→ Stated task
Please format every line of the material as a JSON list of strings, one string per line, leaving out blank lines.

(Stored data entries)
BEGIN
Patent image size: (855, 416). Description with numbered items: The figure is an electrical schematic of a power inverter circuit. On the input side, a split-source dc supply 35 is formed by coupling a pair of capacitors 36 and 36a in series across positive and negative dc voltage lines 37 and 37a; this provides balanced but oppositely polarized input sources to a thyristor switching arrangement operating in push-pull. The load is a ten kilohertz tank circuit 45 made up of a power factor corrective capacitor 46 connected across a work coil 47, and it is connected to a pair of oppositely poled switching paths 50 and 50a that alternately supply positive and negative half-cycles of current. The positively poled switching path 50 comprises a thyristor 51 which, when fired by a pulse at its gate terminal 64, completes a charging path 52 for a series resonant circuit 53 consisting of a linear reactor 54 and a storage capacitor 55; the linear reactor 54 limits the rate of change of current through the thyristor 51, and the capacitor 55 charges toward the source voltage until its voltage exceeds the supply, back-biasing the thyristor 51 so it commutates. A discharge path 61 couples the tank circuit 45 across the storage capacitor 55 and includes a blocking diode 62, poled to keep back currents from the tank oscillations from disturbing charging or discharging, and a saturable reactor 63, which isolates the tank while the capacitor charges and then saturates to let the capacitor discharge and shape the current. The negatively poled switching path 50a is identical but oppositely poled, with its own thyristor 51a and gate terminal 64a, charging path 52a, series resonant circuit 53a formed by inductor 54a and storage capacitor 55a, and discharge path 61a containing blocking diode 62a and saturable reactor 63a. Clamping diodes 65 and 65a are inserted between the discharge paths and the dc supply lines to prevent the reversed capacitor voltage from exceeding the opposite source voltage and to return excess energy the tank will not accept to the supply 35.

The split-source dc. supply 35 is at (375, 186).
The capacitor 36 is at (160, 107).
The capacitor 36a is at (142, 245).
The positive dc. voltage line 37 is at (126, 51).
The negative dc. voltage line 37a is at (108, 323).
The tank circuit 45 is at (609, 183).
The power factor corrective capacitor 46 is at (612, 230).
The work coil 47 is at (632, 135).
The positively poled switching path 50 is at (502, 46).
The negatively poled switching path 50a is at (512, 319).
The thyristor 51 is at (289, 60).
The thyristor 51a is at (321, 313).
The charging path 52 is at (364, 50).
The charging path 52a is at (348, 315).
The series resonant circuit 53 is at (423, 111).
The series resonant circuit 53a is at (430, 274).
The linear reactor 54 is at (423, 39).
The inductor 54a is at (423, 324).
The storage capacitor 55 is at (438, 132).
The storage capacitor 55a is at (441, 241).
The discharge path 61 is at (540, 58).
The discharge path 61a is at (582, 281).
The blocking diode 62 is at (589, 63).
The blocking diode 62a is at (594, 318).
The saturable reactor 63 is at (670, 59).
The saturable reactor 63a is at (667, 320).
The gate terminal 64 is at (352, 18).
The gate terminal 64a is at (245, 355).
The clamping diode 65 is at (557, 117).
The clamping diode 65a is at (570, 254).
END
→ Answer to the task
[
  "Patent image size: (855, 416). Description with numbered items: The figure is an electrical schematic of a power inverter circuit. On the input side, a split-source dc supply 35 is formed by coupling a pair of capacitors 36 and 36a in series across positive and negative dc voltage lines 37 and 37a; this provides balanced but oppositely polarized input sources to a thyristor switching arrangement operating in push-pull. The load is a ten kilohertz tank circuit 45 made up of a power factor corrective capacitor 46 connected across a work coil 47, and it is connected to a pair of oppositely poled switching paths 50 and 50a that alternately supply positive and negative half-cycles of current. The positively poled switching path 50 comprises a thyristor 51 which, when fired by a pulse at its gate terminal 64, completes a charging path 52 for a series resonant circuit 53 consisting of a linear reactor 54 and a storage capacitor 55; the linear reactor 54 limits the rate of change of current through the thyristor 51, and the capacitor 55 charges toward the source voltage until its voltage exceeds the supply, back-biasing the thyristor 51 so it commutates. A discharge path 61 couples the tank circuit 45 across the storage capacitor 55 and includes a blocking diode 62, poled to keep back currents from the tank oscillations from disturbing charging or discharging, and a saturable reactor 63, which isolates the tank while the capacitor charges and then saturates to let the capacitor discharge and shape the current. The negatively poled switching path 50a is identical but oppositely poled, with its own thyristor 51a and gate terminal 64a, charging path 52a, series resonant circuit 53a formed by inductor 54a and storage capacitor 55a, and discharge path 61a containing blocking diode 62a and saturable reactor 63a. Clamping diodes 65 and 65a are inserted between the discharge paths and the dc supply lines to prevent the reversed capacitor voltage from exceeding the opposite source voltage and to return excess energy the tank will not accept to the supply 35.",
  "The split-source dc. supply 35 is at (375, 186).",
  "The capacitor 36 is at (160, 107).",
  "The capacitor 36a is at (142, 245).",
  "The positive dc. voltage line 37 is at (126, 51).",
  "The negative dc. voltage line 37a is at (108, 323).",
  "The tank circuit 45 is at (609, 183).",
  "The power factor corrective capacitor 46 is at (612, 230).",
  "The work coil 47 is at (632, 135).",
  "The positively poled switching path 50 is at (502, 46).",
  "The negatively poled switching path 50a is at (512, 319).",
  "The thyristor 51 is at (289, 60).",
  "The thyristor 51a is at (321, 313).",
  "The charging path 52 is at (364, 50).",
  "The charging path 52a is at (348, 315).",
  "The series resonant circuit 53 is at (423, 111).",
  "The series resonant circuit 53a is at (430, 274).",
  "The linear reactor 54 is at (423, 39).",
  "The inductor 54a is at (423, 324).",
  "The storage capacitor 55 is at (438, 132).",
  "The storage capacitor 55a is at (441, 241).",
  "The discharge path 61 is at (540, 58).",
  "The discharge path 61a is at (582, 281).",
  "The blocking diode 62 is at (589, 63).",
  "The blocking diode 62a is at (594, 318).",
  "The saturable reactor 63 is at (670, 59).",
  "The saturable reactor 63a is at (667, 320).",
  "The gate terminal 64 is at (352, 18).",
  "The gate terminal 64a is at (245, 355).",
  "The clamping diode 65 is at (557, 117).",
  "The clamping diode 65a is at (570, 254)."
]